# start of Material for the task
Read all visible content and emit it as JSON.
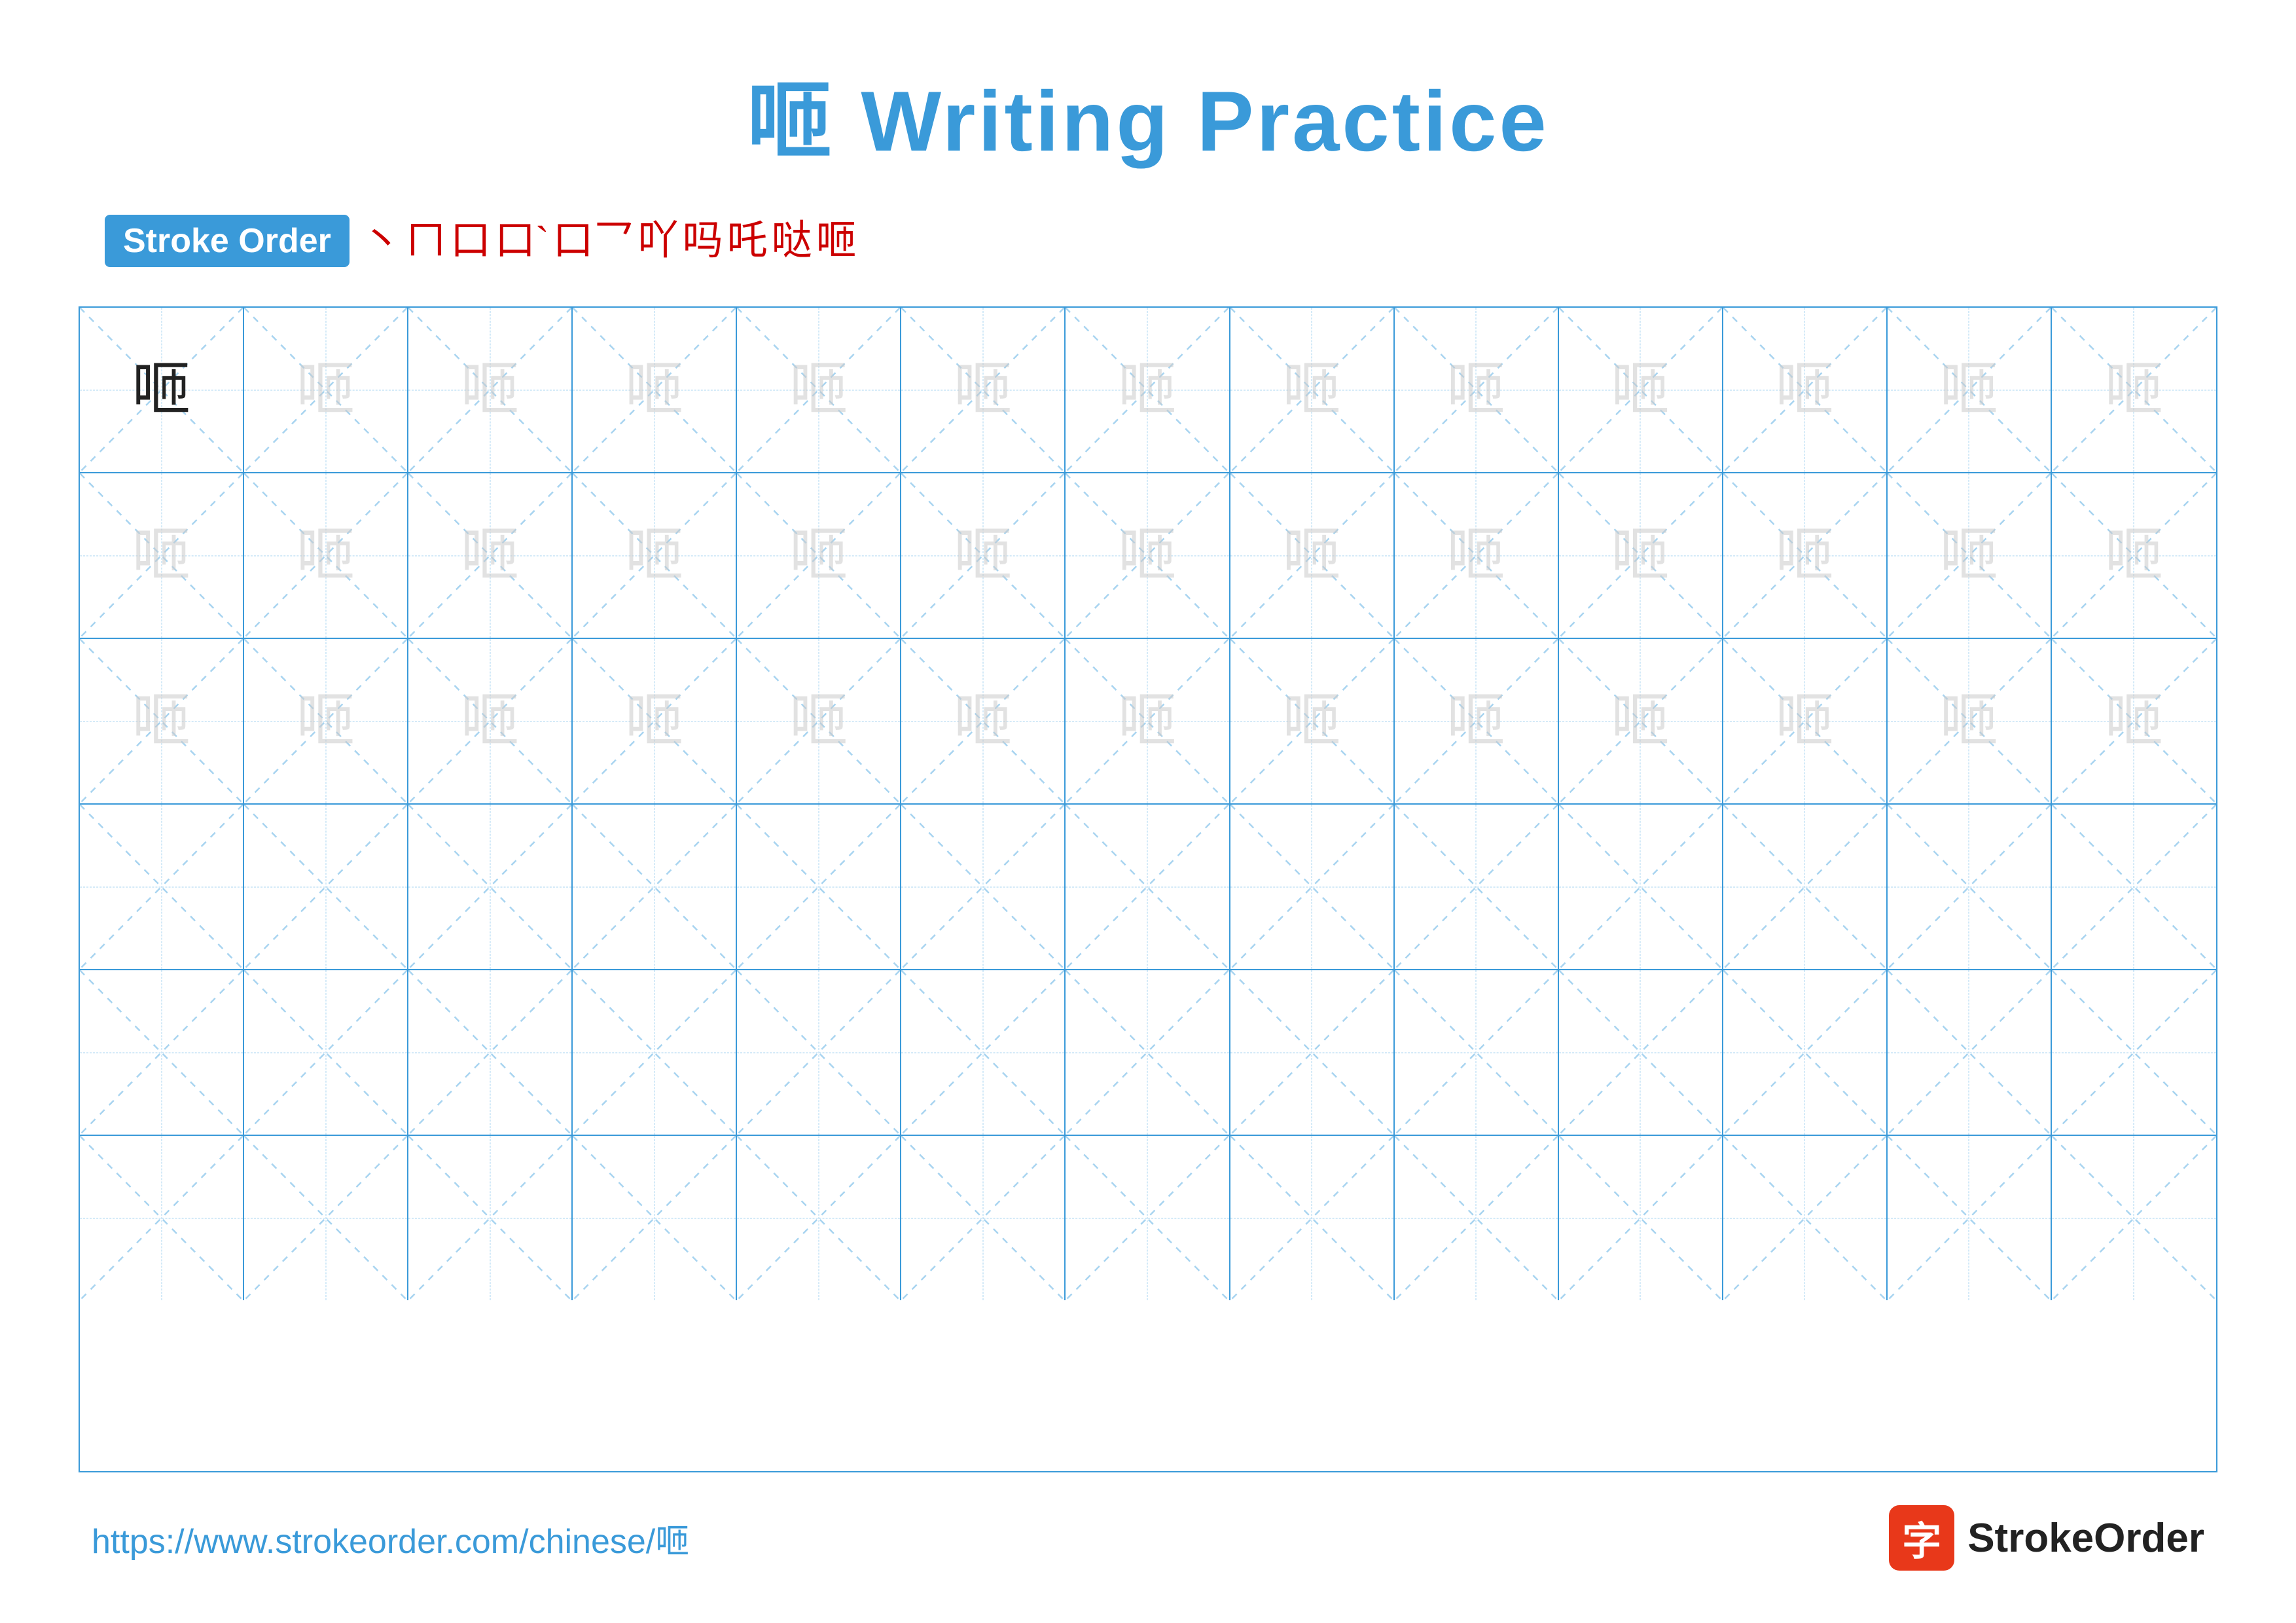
{
  "title": "咂 Writing Practice",
  "char": "咂",
  "stroke_order_label": "Stroke Order",
  "stroke_order_chars": [
    "丶",
    "𠃊",
    "口",
    "口`",
    "口乛",
    "𠁁丶",
    "𠁁丶㇀",
    "𠁁丶㇀ˇ",
    "𠁁丶㇀ˇ㇏",
    "咂"
  ],
  "stroke_seq_display": [
    "丶",
    "ㄇ",
    "口",
    "口`",
    "口乛",
    "𠄌丶",
    "𠄌丶㇀",
    "𠄌丶㇀ˇ",
    "咂ˇ",
    "咂"
  ],
  "rows": [
    {
      "type": "practice",
      "first_solid": true
    },
    {
      "type": "practice",
      "first_solid": false
    },
    {
      "type": "practice",
      "first_solid": false
    },
    {
      "type": "empty"
    },
    {
      "type": "empty"
    },
    {
      "type": "empty"
    }
  ],
  "footer_url": "https://www.strokeorder.com/chinese/咂",
  "footer_logo_char": "字",
  "footer_logo_text": "StrokeOrder"
}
# end of Material for the task
▶ [Job]: Keep the pictures out of the copy and write out the data exactly as it stands.

▶ [Correct answer]:
Read all visible content and emit it as JSON.
{
  "title": "咂 Writing Practice",
  "char": "咂",
  "stroke_order_label": "Stroke Order",
  "stroke_order_chars": [
    "丶",
    "𠃊",
    "口",
    "口`",
    "口乛",
    "𠁁丶",
    "𠁁丶㇀",
    "𠁁丶㇀ˇ",
    "𠁁丶㇀ˇ㇏",
    "咂"
  ],
  "stroke_seq_display": [
    "丶",
    "ㄇ",
    "口",
    "口`",
    "口乛",
    "𠄌丶",
    "𠄌丶㇀",
    "𠄌丶㇀ˇ",
    "咂ˇ",
    "咂"
  ],
  "rows": [
    {
      "type": "practice",
      "first_solid": true
    },
    {
      "type": "practice",
      "first_solid": false
    },
    {
      "type": "practice",
      "first_solid": false
    },
    {
      "type": "empty"
    },
    {
      "type": "empty"
    },
    {
      "type": "empty"
    }
  ],
  "footer_url": "https://www.strokeorder.com/chinese/咂",
  "footer_logo_char": "字",
  "footer_logo_text": "StrokeOrder"
}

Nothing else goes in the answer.